What is required - Locate the lines where "text" occurs and copy them as they stand.

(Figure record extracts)
=-=-=

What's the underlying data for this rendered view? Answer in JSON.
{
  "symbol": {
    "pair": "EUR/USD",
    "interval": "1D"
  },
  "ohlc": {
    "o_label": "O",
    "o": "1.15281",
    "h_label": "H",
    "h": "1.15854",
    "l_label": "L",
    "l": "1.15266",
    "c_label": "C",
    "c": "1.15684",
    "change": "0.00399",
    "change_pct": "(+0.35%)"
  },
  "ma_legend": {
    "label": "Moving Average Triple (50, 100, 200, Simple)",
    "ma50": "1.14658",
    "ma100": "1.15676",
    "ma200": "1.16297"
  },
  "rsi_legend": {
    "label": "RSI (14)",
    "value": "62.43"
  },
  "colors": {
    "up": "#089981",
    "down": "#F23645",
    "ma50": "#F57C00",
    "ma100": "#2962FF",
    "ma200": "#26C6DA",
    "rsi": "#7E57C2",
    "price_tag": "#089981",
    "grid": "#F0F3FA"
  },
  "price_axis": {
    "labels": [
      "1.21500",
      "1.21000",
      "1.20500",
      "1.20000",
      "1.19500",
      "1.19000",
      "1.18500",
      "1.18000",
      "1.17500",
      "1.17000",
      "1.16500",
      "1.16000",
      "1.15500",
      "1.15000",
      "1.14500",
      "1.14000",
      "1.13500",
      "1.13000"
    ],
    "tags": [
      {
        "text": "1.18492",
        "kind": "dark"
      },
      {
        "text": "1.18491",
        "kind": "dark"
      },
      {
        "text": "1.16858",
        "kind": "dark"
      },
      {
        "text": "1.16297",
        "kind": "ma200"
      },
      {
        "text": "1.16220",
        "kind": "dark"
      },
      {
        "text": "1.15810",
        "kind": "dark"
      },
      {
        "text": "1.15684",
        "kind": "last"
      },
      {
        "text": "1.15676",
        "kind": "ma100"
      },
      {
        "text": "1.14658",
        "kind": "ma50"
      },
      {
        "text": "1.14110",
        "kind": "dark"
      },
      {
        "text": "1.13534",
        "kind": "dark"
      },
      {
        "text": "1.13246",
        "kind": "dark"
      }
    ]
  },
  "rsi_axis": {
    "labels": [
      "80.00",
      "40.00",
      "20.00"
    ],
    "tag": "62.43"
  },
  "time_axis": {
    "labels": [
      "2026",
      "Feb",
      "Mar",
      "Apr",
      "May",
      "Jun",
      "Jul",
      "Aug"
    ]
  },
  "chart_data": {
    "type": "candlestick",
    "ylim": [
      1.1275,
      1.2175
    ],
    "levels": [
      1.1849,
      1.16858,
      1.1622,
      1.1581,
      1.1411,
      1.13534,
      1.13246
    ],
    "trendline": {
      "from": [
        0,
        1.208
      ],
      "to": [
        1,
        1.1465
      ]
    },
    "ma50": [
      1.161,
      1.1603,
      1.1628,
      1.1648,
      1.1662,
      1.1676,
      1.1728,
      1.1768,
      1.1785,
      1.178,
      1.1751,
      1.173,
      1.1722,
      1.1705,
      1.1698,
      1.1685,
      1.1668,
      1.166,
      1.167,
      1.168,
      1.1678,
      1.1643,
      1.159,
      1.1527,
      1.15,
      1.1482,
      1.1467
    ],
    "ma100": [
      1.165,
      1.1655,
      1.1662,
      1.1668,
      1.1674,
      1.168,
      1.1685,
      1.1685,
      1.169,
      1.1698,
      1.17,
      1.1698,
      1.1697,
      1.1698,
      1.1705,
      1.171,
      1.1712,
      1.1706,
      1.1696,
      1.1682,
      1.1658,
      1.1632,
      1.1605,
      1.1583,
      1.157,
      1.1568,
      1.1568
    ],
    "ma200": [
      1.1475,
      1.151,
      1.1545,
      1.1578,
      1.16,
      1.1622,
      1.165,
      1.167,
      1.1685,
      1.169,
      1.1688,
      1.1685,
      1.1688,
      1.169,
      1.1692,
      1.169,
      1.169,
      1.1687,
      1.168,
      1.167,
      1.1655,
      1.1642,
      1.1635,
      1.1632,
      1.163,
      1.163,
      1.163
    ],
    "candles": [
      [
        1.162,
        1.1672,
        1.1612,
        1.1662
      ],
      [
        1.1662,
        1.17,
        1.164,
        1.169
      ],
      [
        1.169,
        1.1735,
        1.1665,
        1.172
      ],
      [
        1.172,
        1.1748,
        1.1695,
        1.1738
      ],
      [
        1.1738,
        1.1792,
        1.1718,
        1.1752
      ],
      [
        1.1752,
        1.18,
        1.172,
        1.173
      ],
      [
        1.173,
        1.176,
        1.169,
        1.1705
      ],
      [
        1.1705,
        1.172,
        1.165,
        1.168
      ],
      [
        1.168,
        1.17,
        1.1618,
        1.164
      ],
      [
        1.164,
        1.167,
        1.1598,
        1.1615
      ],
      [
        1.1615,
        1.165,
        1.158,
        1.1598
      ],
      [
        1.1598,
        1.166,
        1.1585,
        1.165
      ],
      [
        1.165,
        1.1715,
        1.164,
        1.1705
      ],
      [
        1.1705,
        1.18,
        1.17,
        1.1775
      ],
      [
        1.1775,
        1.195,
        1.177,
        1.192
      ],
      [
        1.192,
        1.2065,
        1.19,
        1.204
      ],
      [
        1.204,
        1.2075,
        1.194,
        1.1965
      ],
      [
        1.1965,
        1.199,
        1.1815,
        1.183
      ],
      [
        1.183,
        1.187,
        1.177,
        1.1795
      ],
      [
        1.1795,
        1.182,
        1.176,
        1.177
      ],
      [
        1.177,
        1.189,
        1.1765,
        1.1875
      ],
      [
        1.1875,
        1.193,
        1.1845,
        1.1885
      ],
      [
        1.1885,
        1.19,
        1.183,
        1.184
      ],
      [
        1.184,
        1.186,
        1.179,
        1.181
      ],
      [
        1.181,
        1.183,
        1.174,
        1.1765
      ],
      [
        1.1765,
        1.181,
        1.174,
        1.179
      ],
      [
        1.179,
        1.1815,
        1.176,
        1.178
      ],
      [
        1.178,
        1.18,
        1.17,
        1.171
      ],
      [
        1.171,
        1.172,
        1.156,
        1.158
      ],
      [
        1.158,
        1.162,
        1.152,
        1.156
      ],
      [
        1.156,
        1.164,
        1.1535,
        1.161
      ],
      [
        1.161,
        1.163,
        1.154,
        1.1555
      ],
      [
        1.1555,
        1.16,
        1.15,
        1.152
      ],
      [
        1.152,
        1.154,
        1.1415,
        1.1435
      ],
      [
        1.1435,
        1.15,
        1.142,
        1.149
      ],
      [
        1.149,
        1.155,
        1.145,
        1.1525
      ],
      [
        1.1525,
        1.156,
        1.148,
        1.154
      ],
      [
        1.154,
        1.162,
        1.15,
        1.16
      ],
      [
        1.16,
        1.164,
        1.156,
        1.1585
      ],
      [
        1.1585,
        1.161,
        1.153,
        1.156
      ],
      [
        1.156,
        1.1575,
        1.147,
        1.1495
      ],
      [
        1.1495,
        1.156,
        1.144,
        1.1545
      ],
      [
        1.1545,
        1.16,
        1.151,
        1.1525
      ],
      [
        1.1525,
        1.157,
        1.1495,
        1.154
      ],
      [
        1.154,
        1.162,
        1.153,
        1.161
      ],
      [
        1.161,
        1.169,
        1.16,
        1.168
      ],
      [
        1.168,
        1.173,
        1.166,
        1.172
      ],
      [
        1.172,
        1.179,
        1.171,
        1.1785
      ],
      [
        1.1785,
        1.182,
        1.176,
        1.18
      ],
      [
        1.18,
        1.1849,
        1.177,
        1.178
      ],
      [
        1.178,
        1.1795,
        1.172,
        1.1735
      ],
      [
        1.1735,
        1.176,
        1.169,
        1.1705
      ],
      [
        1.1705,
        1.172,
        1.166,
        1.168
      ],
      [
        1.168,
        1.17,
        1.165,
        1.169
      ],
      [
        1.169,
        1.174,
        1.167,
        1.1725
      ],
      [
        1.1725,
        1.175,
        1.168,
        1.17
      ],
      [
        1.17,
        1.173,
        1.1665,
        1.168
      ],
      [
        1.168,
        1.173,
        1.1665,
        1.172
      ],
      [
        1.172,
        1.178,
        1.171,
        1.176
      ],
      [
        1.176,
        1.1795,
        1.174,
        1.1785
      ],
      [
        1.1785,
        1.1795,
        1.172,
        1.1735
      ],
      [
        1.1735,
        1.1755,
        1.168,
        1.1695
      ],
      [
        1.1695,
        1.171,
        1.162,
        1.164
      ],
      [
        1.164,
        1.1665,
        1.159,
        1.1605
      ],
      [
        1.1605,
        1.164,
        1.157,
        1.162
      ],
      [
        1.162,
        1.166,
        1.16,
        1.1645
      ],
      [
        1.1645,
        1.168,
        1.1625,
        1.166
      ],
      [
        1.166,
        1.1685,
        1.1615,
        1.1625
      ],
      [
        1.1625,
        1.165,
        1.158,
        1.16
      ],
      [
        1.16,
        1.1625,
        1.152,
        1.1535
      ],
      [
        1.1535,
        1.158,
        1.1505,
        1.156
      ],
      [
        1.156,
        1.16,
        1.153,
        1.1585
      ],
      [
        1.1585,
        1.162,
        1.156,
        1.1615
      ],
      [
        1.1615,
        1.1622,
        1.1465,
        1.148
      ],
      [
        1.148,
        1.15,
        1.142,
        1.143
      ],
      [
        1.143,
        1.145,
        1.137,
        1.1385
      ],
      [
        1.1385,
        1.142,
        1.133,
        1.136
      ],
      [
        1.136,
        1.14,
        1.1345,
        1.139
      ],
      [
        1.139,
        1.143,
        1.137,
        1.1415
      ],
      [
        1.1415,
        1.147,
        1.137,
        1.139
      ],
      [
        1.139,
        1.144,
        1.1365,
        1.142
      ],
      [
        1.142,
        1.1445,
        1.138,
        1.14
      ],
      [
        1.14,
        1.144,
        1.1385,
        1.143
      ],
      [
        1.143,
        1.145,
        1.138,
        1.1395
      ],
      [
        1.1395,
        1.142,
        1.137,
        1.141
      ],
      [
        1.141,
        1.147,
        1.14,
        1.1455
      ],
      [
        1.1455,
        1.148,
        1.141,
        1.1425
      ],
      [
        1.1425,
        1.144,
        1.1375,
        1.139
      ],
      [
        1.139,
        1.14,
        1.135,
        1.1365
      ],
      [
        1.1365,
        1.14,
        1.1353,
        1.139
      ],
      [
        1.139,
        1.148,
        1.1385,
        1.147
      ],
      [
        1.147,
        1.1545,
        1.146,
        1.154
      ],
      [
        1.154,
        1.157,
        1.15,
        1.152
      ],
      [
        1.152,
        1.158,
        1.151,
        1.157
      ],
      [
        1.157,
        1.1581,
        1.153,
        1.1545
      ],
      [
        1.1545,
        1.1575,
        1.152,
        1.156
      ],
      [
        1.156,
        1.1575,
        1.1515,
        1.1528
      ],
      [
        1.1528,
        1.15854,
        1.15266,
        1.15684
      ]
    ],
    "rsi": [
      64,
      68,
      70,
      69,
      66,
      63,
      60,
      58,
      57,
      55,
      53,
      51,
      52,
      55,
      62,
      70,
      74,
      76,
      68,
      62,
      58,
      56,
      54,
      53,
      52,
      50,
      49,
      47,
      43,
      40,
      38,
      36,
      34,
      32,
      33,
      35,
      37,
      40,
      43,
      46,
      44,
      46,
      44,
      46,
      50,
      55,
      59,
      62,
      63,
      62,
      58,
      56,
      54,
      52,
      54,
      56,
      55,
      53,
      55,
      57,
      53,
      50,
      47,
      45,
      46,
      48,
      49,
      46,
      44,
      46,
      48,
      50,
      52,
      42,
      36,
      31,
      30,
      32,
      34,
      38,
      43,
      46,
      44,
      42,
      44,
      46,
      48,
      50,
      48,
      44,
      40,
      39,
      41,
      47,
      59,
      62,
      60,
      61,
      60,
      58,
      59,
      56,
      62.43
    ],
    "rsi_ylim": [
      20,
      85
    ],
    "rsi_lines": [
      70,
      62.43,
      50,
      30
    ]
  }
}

=-=-=

Result of this task -
        "text": "1.18492",
        "text": "1.18491",
        "text": "1.16858",
        "text": "1.16297",
        "text": "1.16220",
        "text": "1.15810",
        "text": "1.15684",
        "text": "1.15676",
        "text": "1.14658",
        "text": "1.14110",
        "text": "1.13534",
        "text": "1.13246",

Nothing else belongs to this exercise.